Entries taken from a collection

* BEGIN *

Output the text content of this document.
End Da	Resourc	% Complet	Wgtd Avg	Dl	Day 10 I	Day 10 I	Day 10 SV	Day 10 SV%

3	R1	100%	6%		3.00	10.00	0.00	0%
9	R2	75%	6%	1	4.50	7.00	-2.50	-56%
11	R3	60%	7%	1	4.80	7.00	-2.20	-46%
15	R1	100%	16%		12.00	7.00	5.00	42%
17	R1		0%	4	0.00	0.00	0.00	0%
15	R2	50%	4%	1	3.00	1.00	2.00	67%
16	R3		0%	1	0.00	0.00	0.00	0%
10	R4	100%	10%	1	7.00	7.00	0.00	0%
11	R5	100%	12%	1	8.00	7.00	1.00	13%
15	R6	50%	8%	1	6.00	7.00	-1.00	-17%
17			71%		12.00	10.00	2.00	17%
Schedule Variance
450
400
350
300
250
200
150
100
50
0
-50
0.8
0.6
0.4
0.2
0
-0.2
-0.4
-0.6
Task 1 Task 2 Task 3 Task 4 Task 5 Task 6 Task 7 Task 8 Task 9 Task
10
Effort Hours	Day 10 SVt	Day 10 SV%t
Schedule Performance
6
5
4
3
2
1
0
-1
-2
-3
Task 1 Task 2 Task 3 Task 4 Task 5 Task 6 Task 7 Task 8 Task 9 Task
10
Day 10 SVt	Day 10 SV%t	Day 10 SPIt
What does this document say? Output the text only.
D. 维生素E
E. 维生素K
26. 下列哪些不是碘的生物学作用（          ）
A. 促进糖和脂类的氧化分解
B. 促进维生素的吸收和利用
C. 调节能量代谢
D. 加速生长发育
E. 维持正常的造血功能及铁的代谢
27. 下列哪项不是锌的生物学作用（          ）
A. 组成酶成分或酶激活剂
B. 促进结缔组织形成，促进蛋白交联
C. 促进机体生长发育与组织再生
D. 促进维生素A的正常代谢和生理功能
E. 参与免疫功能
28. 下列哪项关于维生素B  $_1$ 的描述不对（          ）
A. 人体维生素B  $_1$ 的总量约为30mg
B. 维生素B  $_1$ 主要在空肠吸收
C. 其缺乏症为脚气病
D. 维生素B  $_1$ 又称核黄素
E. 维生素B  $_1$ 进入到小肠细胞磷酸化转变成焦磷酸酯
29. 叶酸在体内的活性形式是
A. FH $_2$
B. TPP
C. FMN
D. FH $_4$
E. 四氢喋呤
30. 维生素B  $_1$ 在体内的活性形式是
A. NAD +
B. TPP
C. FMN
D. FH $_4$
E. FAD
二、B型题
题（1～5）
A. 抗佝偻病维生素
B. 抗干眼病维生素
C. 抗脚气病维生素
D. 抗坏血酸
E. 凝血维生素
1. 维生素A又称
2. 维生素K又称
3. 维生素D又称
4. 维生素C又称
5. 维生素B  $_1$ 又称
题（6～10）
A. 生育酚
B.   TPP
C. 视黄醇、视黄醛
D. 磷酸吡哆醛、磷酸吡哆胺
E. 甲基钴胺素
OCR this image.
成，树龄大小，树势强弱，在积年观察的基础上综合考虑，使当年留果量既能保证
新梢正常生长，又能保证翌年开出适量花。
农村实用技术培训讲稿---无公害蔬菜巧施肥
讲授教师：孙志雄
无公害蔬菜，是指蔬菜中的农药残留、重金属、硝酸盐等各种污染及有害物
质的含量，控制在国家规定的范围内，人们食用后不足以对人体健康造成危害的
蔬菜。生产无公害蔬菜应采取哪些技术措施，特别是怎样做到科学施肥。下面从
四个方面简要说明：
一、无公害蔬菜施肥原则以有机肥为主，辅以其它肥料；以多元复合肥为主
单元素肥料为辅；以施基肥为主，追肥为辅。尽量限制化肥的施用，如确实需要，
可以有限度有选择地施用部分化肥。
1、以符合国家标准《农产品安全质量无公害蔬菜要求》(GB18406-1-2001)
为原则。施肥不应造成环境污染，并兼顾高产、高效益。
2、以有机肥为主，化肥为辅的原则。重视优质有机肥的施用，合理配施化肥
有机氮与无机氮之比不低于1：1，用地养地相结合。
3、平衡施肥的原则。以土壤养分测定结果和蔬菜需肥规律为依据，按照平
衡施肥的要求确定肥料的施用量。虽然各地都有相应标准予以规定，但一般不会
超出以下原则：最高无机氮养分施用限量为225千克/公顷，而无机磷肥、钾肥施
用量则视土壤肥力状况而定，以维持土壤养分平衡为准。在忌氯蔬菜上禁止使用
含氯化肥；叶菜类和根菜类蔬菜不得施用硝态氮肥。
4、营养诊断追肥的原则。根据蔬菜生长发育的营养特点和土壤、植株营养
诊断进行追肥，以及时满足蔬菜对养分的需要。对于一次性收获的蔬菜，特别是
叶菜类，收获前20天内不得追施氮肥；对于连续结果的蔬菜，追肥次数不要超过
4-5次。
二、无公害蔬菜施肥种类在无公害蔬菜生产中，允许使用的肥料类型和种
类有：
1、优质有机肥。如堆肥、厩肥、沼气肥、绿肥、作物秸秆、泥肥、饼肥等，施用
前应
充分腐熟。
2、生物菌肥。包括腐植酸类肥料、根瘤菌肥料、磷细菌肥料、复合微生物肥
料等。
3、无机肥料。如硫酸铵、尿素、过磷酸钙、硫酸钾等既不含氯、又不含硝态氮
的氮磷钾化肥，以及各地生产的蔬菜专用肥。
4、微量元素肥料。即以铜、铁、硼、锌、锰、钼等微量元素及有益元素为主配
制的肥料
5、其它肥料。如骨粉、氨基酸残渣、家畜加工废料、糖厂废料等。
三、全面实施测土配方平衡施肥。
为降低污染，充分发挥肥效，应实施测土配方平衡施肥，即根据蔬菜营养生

* END *

## Description of the task
Extract all lines that hold the word "document".

## Result of the exercise
Output the text content of this document.
What does this document say? Output the text only.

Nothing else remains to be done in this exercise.